**** Supplied records ****

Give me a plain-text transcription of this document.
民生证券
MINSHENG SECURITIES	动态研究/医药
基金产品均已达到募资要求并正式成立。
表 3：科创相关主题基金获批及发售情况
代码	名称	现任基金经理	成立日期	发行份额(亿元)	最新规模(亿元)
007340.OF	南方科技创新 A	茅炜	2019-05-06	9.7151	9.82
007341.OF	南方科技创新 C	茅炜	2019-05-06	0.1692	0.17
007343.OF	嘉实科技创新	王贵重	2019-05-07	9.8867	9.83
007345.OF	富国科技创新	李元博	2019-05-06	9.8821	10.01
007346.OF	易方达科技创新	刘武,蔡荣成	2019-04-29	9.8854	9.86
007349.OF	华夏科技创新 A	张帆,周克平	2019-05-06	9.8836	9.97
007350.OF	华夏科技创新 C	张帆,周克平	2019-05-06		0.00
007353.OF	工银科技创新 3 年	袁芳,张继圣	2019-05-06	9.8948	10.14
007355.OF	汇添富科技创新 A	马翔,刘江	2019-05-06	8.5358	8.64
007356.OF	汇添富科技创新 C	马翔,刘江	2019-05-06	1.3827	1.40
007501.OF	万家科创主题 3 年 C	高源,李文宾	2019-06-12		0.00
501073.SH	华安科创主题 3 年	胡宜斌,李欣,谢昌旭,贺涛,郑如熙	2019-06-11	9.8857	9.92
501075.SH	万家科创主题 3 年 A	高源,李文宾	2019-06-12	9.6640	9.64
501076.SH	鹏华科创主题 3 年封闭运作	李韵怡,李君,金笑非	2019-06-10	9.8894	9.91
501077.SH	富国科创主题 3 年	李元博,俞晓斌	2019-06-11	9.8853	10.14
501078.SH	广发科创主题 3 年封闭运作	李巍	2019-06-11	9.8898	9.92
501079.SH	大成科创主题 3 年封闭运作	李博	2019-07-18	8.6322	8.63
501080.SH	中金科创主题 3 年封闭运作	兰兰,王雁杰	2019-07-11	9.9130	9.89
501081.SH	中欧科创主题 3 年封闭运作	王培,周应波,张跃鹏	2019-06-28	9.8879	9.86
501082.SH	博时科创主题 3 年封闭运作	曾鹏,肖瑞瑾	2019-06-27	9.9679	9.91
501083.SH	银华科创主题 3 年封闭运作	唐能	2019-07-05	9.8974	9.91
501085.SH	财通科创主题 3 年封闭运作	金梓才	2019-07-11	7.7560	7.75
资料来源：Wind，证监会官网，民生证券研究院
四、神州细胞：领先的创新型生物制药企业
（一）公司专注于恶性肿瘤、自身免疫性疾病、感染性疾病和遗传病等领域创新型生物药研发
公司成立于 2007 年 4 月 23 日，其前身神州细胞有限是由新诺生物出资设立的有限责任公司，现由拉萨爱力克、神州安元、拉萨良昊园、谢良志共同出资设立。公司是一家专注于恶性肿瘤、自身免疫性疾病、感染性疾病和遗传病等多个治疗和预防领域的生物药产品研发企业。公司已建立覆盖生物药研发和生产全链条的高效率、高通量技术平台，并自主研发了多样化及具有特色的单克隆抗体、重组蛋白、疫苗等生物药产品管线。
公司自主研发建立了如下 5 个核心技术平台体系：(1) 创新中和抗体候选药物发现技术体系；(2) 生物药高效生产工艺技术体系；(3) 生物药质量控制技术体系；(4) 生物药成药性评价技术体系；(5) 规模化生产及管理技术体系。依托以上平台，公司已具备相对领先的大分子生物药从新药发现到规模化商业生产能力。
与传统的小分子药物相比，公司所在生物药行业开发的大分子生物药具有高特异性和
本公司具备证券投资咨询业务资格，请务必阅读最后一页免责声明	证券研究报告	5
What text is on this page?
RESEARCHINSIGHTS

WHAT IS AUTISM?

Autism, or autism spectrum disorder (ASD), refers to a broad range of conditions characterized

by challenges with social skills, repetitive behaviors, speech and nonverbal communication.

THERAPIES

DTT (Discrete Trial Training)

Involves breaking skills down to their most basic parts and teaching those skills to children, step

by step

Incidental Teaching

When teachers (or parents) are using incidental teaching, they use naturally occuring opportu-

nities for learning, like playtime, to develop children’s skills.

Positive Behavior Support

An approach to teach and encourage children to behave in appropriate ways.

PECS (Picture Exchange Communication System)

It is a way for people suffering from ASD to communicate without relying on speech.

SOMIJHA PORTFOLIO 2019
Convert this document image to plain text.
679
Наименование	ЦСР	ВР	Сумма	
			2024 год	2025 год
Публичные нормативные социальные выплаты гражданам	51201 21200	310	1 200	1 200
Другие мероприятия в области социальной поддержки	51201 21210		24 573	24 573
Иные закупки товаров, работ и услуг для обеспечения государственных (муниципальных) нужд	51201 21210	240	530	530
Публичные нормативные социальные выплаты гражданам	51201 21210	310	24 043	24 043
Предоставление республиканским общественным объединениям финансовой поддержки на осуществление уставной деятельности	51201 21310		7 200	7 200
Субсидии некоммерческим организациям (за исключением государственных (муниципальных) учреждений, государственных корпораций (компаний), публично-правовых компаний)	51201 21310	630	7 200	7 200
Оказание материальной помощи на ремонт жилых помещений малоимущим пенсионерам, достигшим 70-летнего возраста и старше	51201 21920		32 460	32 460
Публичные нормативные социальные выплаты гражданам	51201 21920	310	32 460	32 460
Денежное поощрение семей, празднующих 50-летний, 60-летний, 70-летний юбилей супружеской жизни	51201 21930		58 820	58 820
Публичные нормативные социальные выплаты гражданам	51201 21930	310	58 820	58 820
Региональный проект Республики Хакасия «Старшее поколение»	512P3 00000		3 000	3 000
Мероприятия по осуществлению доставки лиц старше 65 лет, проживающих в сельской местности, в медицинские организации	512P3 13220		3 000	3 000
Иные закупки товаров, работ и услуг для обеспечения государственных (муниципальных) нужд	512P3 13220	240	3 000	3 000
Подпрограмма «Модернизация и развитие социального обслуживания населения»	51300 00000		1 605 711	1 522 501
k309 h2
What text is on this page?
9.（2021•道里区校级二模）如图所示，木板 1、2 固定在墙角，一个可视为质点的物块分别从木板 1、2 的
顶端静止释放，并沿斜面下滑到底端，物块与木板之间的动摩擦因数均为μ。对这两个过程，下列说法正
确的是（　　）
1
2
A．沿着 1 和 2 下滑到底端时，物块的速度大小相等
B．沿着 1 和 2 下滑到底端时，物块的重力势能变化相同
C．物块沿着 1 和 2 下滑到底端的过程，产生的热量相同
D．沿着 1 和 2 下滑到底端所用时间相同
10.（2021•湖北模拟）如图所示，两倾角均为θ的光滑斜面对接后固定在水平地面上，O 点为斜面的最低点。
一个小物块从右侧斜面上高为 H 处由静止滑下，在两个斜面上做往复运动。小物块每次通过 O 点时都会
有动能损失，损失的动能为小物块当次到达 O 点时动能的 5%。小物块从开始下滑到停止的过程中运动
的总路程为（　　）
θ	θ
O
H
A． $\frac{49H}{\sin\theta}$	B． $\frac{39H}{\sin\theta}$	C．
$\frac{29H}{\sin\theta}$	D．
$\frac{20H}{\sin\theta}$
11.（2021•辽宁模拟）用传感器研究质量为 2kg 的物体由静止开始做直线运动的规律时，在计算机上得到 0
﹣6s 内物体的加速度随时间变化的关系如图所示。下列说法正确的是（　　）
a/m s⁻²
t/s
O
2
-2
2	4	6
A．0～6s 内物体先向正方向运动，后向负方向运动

****

Exercise details - Select every line of the records holding the string "自身免疫性疾病".

Exercise output -
（一）公司专注于恶性肿瘤、自身免疫性疾病、感染性疾病和遗传病等领域创新型生物药研发
公司成立于 2007 年 4 月 23 日，其前身神州细胞有限是由新诺生物出资设立的有限责任公司，现由拉萨爱力克、神州安元、拉萨良昊园、谢良志共同出资设立。公司是一家专注于恶性肿瘤、自身免疫性疾病、感染性疾病和遗传病等多个治疗和预防领域的生物药产品研发企业。公司已建立覆盖生物药研发和生产全链条的高效率、高通量技术平台，并自主研发了多样化及具有特色的单克隆抗体、重组蛋白、疫苗等生物药产品管线。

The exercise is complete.